• **DIRECTIONS**
The entries are to be returned exactly, with images left out.

• **INPUT ROWS**
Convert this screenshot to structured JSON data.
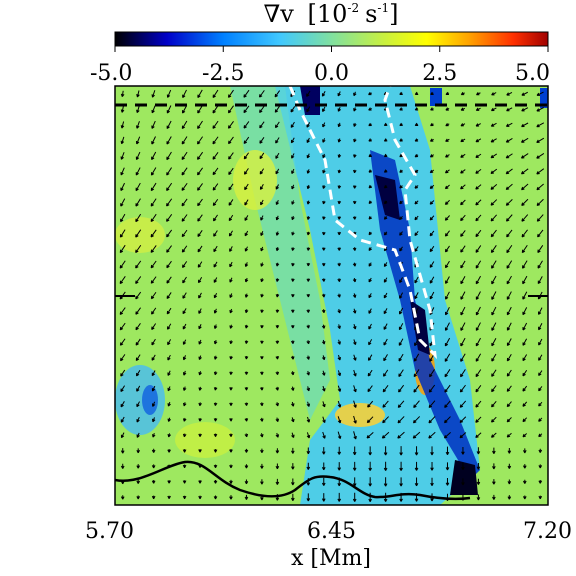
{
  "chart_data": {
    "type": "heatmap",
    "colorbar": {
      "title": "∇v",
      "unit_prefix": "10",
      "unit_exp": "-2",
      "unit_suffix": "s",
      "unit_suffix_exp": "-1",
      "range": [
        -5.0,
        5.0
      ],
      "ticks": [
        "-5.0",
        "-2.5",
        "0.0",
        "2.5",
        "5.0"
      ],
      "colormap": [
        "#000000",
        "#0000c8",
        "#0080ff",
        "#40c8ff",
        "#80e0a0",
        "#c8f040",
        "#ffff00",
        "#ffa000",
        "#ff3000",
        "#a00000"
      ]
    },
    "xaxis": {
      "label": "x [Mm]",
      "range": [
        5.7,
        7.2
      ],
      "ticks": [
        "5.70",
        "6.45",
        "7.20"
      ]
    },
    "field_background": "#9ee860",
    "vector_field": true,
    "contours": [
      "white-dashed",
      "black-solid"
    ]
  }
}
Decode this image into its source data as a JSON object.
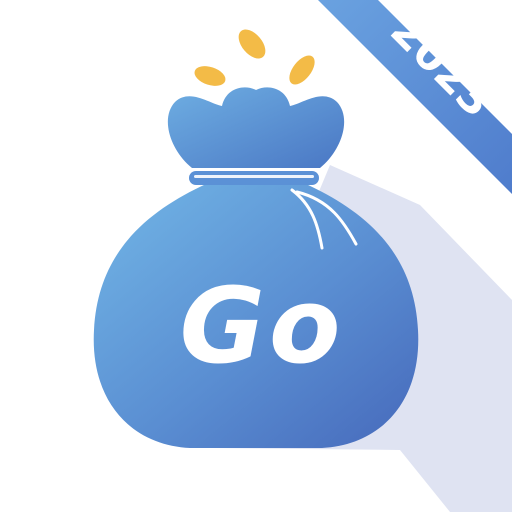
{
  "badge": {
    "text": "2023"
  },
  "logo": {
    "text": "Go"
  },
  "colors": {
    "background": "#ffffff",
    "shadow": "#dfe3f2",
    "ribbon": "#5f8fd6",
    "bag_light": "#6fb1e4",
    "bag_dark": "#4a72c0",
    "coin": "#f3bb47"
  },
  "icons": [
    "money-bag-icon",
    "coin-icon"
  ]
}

• **FINISHED EXERCISE**
Convert this screenshot to structured JSON data.
{
  "chart_data": {
    "type": "heatmap",
    "colorbar": {
      "title": "∇v",
      "unit_prefix": "10",
      "unit_exp": "-2",
      "unit_suffix": "s",
      "unit_suffix_exp": "-1",
      "range": [
        -5.0,
        5.0
      ],
      "ticks": [
        "-5.0",
        "-2.5",
        "0.0",
        "2.5",
        "5.0"
      ],
      "colormap": [
        "#000000",
        "#0000c8",
        "#0080ff",
        "#40c8ff",
        "#80e0a0",
        "#c8f040",
        "#ffff00",
        "#ffa000",
        "#ff3000",
        "#a00000"
      ]
    },
    "xaxis": {
      "label": "x [Mm]",
      "range": [
        5.7,
        7.2
      ],
      "ticks": [
        "5.70",
        "6.45",
        "7.20"
      ]
    },
    "field_background": "#9ee860",
    "vector_field": true,
    "contours": [
      "white-dashed",
      "black-solid"
    ]
  }
}
Decode this image into its source data as a JSON object.
{
  "badge": {
    "text": "2023"
  },
  "logo": {
    "text": "Go"
  },
  "colors": {
    "background": "#ffffff",
    "shadow": "#dfe3f2",
    "ribbon": "#5f8fd6",
    "bag_light": "#6fb1e4",
    "bag_dark": "#4a72c0",
    "coin": "#f3bb47"
  },
  "icons": [
    "money-bag-icon",
    "coin-icon"
  ]
}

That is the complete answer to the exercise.